### DIRECTION
Show each line from the listing that includes the word "NetBeans".

Excerpt from a dataset
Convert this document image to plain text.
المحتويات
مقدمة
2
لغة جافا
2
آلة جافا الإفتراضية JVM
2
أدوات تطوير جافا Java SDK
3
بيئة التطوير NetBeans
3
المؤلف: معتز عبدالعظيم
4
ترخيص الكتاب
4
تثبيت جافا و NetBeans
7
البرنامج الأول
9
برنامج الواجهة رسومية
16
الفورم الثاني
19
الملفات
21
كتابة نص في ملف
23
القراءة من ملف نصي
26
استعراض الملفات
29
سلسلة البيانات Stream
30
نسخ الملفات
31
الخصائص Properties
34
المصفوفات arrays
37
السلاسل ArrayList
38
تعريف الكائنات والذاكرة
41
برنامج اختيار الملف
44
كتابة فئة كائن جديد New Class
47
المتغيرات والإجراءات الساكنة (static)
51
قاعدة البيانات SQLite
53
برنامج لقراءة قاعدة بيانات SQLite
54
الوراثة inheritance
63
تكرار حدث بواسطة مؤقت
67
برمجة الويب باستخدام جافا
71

...

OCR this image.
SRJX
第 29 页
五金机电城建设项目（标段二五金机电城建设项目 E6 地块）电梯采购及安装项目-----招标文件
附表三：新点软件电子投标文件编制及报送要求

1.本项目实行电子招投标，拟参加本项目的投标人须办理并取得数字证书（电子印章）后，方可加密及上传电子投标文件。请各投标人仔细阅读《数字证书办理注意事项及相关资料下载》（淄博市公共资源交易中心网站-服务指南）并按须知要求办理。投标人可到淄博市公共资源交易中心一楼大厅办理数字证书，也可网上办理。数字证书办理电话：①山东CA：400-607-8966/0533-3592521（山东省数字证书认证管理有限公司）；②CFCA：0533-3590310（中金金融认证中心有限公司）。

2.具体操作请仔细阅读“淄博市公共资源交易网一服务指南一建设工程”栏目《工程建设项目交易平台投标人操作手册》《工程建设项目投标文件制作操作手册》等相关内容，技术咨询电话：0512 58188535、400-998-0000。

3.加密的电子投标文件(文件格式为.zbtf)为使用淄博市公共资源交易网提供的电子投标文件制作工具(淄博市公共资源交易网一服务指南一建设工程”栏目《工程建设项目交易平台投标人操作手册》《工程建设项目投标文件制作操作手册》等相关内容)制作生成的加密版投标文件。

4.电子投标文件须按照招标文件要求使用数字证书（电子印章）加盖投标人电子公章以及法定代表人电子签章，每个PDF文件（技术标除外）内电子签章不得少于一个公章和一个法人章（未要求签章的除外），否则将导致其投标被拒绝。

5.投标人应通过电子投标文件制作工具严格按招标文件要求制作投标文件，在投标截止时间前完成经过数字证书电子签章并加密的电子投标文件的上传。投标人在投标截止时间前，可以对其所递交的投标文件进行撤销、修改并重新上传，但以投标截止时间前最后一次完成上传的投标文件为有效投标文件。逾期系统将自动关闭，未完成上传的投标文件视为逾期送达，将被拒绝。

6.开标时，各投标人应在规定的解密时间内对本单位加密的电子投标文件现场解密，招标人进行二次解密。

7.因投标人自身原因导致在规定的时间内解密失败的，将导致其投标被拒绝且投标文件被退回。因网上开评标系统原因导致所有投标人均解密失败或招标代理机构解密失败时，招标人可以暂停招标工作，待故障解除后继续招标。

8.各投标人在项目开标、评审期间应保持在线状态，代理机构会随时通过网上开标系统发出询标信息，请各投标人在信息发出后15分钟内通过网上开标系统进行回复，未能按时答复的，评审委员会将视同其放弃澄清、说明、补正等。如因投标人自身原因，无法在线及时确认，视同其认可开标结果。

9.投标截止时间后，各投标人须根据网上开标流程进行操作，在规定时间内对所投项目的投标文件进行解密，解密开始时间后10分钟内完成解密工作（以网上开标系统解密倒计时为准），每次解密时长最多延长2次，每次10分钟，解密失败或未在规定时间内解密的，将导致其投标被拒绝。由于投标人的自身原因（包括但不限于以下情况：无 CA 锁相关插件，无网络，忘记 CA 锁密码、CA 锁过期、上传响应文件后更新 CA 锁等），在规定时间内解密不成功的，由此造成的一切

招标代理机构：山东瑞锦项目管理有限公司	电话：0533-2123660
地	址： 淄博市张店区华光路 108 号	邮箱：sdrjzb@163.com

==

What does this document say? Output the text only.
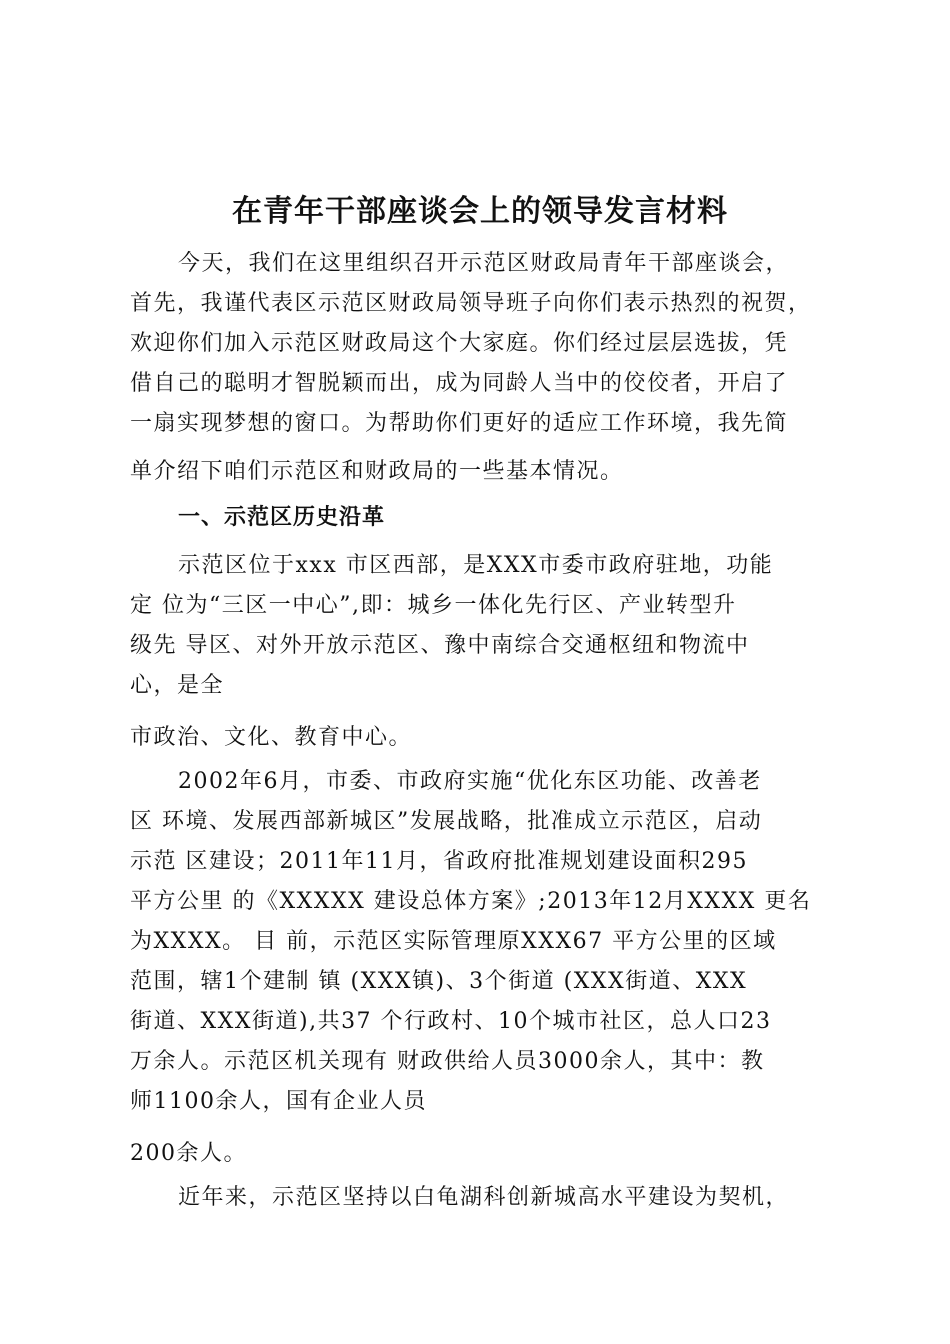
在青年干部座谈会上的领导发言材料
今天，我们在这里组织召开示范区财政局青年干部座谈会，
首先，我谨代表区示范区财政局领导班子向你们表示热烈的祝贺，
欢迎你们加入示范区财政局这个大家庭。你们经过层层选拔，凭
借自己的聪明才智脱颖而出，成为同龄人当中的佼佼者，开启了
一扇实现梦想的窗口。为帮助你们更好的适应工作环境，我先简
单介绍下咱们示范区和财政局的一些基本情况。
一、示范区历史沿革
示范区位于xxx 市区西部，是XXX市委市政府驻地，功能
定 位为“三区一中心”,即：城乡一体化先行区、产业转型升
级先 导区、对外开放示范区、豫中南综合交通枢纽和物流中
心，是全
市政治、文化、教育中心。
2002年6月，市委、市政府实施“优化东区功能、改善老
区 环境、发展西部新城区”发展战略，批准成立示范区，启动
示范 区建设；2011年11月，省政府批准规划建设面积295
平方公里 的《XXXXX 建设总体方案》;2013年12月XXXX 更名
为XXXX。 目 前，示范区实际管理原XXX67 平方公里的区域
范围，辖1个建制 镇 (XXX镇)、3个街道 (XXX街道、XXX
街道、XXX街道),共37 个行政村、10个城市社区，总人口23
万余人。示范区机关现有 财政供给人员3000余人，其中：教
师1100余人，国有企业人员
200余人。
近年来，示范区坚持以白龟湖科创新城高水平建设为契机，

### REPLY
بيئة التطوير NetBeans
تثبيت جافا و NetBeans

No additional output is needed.